Instruction:
Copy out the data below as written; omit any images.

[Data entries]
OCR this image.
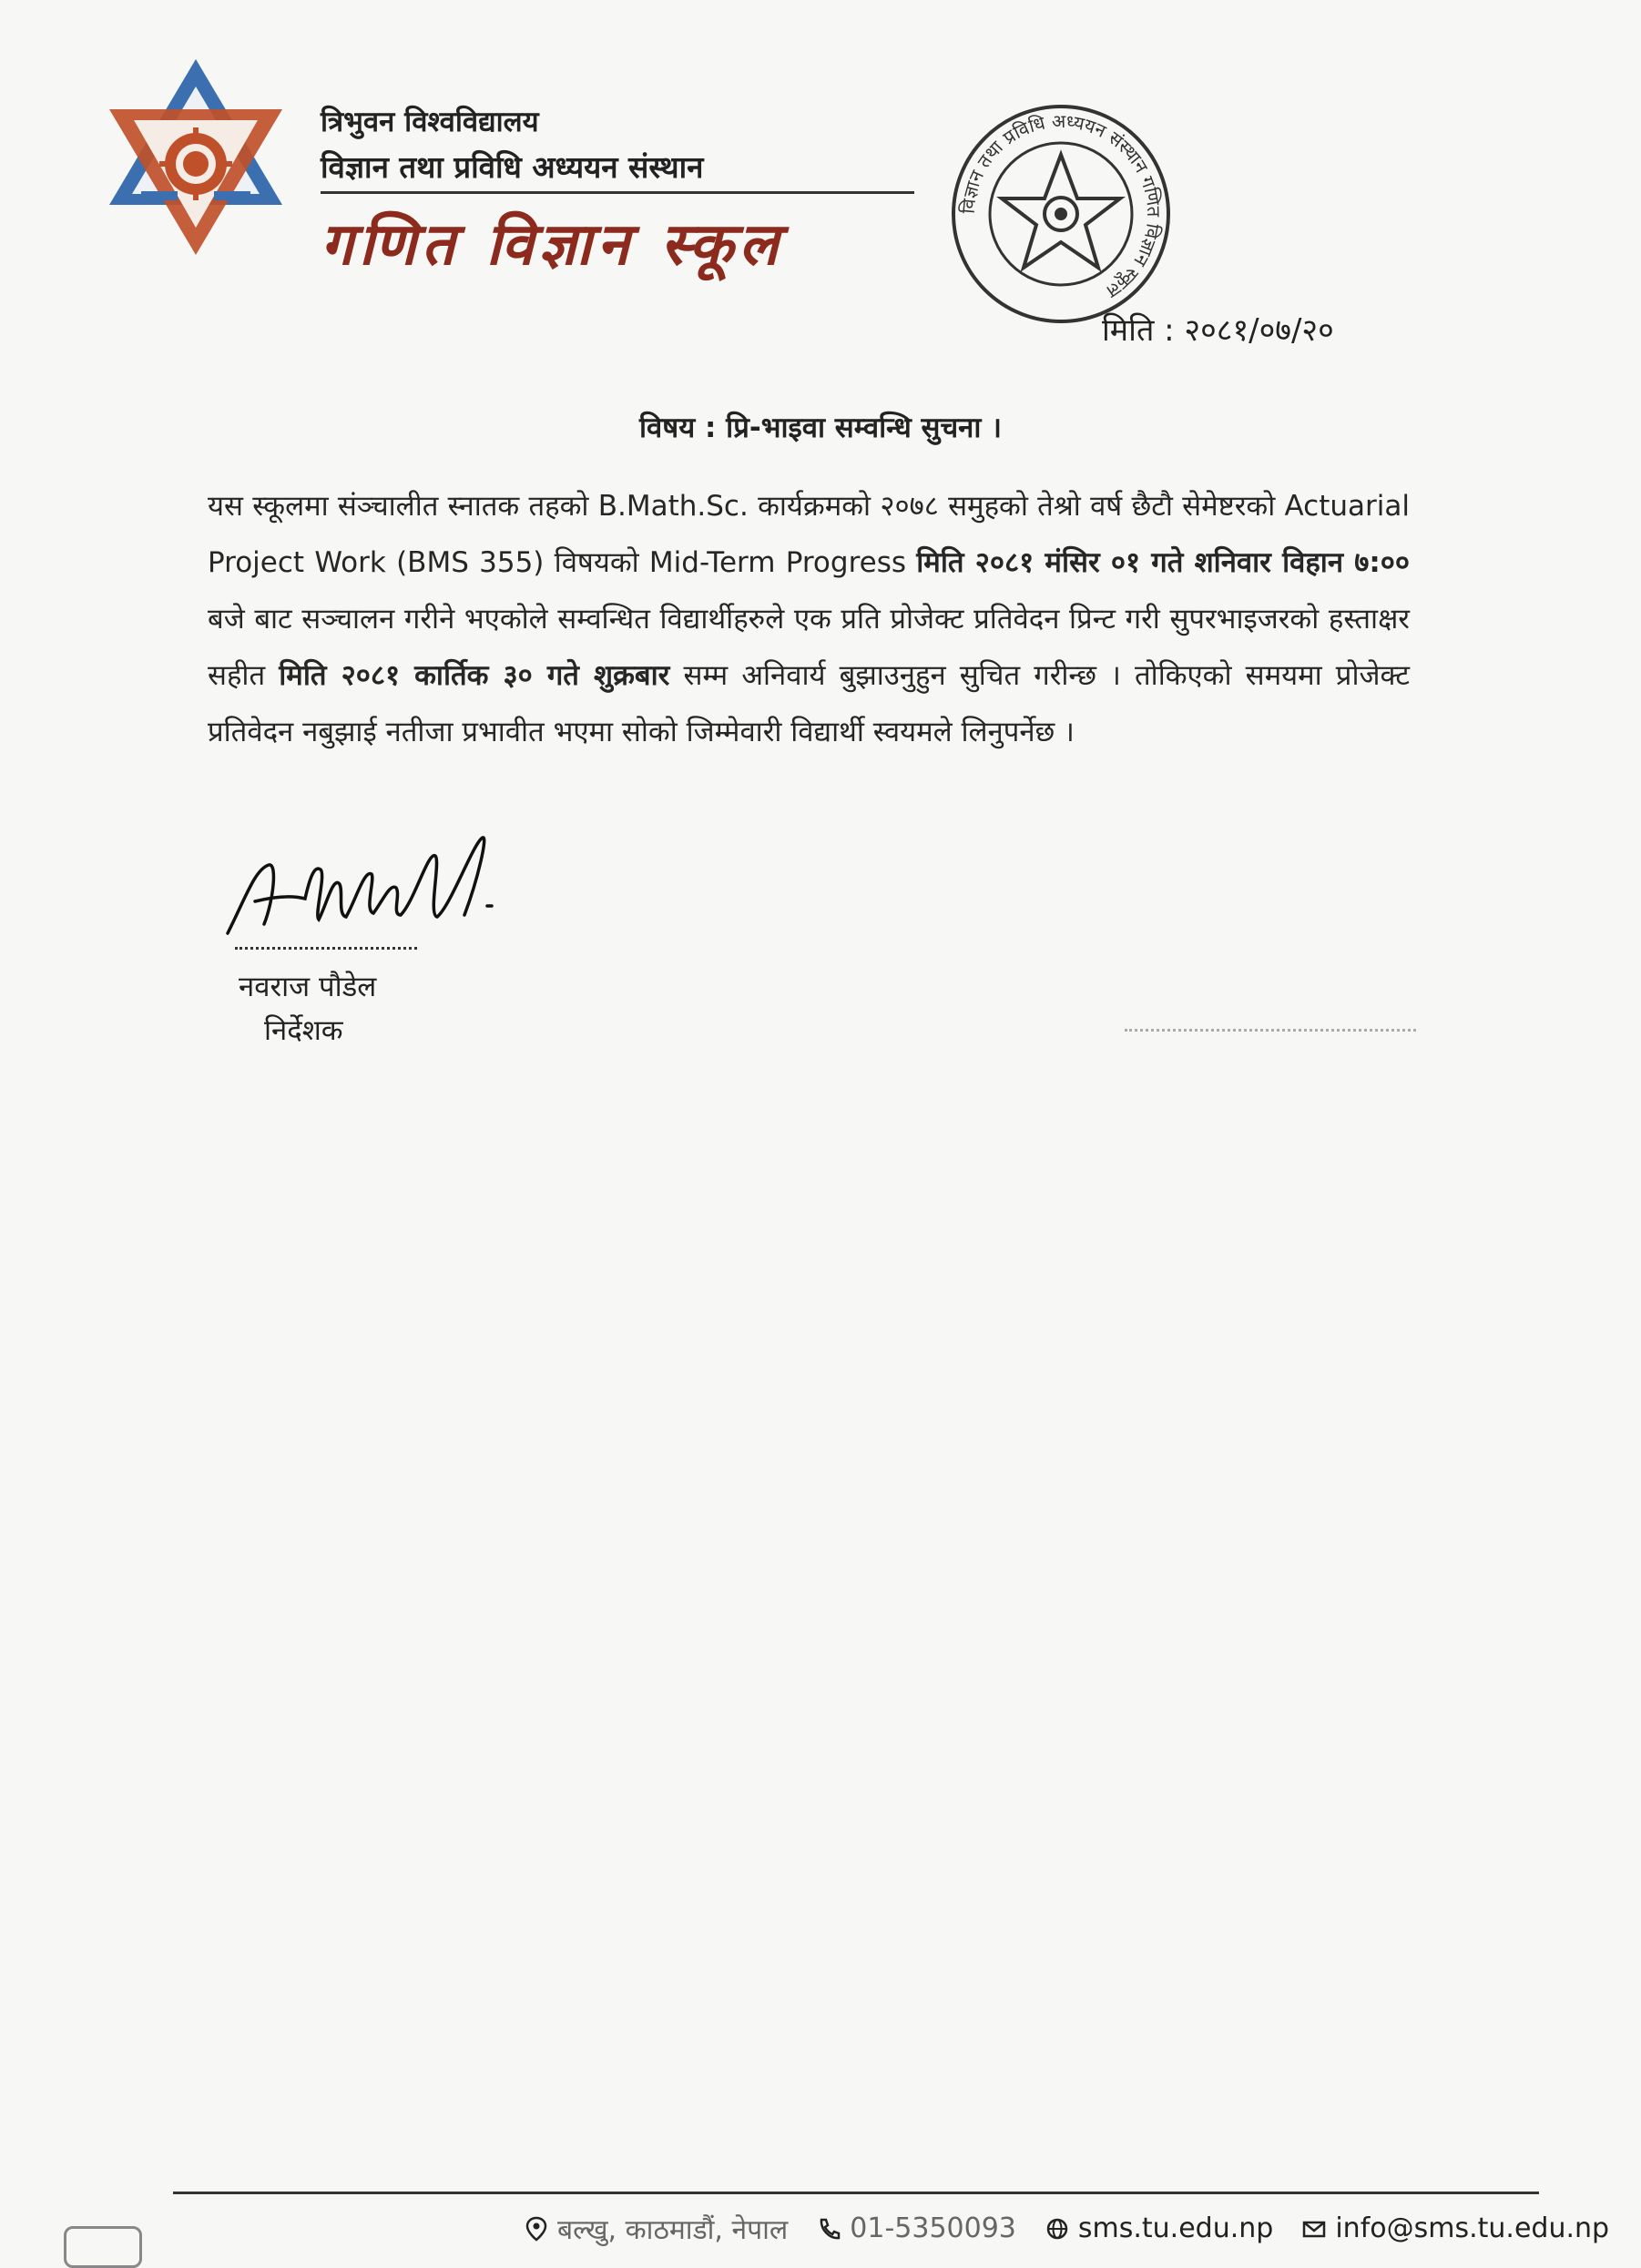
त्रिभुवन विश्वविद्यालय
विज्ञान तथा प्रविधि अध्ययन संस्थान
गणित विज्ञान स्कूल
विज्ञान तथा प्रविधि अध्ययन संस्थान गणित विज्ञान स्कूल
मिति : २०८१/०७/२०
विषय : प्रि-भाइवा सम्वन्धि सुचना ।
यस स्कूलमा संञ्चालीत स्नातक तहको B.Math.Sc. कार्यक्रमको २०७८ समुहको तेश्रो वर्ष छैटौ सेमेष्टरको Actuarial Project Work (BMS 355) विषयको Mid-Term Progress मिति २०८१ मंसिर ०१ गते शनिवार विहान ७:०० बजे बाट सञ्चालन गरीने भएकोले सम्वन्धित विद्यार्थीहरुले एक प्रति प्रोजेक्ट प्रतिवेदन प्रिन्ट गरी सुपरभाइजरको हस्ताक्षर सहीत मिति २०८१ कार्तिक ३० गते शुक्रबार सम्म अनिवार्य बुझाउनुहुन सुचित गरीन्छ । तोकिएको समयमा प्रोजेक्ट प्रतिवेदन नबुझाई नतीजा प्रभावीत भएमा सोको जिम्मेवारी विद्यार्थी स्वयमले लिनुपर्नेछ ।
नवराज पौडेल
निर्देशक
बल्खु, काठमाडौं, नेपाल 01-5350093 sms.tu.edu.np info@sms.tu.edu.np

Answer to the exercise:
OCR this image.
त्रिभुवन विश्वविद्यालय
विज्ञान तथा प्रविधि अध्ययन संस्थान
गणित विज्ञान स्कूल
विज्ञान तथा प्रविधि अध्ययन संस्थान गणित विज्ञान स्कूल
मिति : २०८१/०७/२०
विषय : प्रि-भाइवा सम्वन्धि सुचना ।
यस स्कूलमा संञ्चालीत स्नातक तहको B.Math.Sc. कार्यक्रमको २०७८ समुहको तेश्रो वर्ष छैटौ सेमेष्टरको Actuarial Project Work (BMS 355) विषयको Mid-Term Progress मिति २०८१ मंसिर ०१ गते शनिवार विहान ७:०० बजे बाट सञ्चालन गरीने भएकोले सम्वन्धित विद्यार्थीहरुले एक प्रति प्रोजेक्ट प्रतिवेदन प्रिन्ट गरी सुपरभाइजरको हस्ताक्षर सहीत मिति २०८१ कार्तिक ३० गते शुक्रबार सम्म अनिवार्य बुझाउनुहुन सुचित गरीन्छ । तोकिएको समयमा प्रोजेक्ट प्रतिवेदन नबुझाई नतीजा प्रभावीत भएमा सोको जिम्मेवारी विद्यार्थी स्वयमले लिनुपर्नेछ ।
नवराज पौडेल
निर्देशक
बल्खु, काठमाडौं, नेपाल 01-5350093 sms.tu.edu.np info@sms.tu.edu.np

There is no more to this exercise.